§ **Given text**

* * * * *

French and Spanish as a close 2nd

attic greek

tss why not basement greek or somethin

Haitian Creole.
North Korean.
Gabrielic Irish.
Circo-Eolian
Belgian.
Australian English.
New Eurasian
Homeric Italian.
Ariosto Fiorentino
Camo-Galician.
Bardonic Saxon.
Thai Chinese.

English. In no other tongue has such a quantity and weight of beauty been wrought.

fag

cellar greek

Welsh.

>not speaking dinning room Greek
>4*500+2^4

Papiamentu, Avestan, Old Church Slavonic, Hadza, and of course Elamite.

To see written?

LINGVA LATINA

To hear spoken?

Gaidhlig na h-Alba

The language of LOVE!
:^)

Properly pronounced Latin is beyond comparison. Truly magnificent and refined beyond anything we have today. Exposes Romance languages for the sad peasantbabble that they are.
Vulgar Latin (h- hey, guys, vvvvv-eh-neeee vvvv-eeee-deeee veeeeee-cheeeeee! joo-lee-us see-zar!) is utterly disgusting, far worse than even the ugliest of Romance languages.

* * * * *

Spatial layout entries
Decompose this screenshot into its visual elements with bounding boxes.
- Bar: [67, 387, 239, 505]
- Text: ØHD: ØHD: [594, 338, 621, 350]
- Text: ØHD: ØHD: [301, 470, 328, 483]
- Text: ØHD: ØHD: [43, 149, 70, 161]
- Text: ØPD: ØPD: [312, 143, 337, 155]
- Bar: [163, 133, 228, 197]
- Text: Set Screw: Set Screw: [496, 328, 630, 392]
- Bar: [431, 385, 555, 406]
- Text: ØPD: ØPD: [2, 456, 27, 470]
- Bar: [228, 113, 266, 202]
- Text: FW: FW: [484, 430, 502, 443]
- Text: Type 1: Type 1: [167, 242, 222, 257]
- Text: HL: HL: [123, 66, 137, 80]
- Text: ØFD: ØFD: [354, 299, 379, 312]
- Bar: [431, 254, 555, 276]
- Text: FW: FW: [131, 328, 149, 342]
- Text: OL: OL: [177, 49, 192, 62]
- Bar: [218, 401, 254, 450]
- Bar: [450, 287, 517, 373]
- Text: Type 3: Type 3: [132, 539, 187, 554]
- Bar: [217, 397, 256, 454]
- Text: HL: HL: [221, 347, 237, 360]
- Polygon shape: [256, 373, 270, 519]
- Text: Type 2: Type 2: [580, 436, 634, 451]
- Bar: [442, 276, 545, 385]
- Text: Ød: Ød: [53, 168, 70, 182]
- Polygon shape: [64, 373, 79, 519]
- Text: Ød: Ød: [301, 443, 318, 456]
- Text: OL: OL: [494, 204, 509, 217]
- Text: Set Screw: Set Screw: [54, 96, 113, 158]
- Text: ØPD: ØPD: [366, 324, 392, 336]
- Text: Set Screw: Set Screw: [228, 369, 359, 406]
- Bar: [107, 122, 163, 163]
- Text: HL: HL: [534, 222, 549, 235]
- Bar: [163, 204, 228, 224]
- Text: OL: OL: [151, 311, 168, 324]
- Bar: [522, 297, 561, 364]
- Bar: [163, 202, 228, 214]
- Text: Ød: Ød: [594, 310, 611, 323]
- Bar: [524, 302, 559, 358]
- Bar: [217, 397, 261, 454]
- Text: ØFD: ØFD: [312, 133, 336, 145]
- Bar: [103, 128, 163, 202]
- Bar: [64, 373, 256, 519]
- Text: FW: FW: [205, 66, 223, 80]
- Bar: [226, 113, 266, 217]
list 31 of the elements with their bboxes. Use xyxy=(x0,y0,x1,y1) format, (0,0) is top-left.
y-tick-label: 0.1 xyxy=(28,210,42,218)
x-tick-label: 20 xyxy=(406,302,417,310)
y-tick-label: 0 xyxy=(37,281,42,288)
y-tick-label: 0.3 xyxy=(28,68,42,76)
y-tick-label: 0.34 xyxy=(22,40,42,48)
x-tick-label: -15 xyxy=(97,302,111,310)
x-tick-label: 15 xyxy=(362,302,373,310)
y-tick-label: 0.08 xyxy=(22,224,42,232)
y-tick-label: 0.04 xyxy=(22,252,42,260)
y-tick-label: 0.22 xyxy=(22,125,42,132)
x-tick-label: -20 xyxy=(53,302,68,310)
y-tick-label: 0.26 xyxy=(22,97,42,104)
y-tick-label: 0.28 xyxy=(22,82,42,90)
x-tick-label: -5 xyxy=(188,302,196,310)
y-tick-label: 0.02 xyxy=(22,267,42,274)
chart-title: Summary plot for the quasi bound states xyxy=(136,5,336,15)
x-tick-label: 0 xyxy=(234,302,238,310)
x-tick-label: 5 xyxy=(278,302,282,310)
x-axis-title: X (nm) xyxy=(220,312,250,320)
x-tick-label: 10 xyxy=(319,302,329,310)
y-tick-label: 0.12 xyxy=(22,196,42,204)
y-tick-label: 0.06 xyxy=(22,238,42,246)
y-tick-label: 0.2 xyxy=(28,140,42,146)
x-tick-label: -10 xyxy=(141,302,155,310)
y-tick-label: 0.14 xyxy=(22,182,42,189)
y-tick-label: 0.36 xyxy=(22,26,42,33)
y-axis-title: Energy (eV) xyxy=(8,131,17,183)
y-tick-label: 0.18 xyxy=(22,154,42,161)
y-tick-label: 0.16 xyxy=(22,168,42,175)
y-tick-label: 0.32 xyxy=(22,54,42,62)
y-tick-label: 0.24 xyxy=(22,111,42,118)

* * * * *

§ **Stated goal A**
Please reproduce verbatim the stretch of the language thread from "tss why not" through "Bardonic Saxon.".
§ **Stated goal B**
In the language thread, what is named as the language to hear spoken?

§ **Written answer A**
tss why not basement greek or somethin

Haitian Creole.
North Korean.
Gabrielic Irish.
Circo-Eolian
Belgian.
Australian English.
New Eurasian
Homeric Italian.
Ariosto Fiorentino
Camo-Galician.
Bardonic Saxon.

§ **Written answer B**
Gaidhlig na h-Alba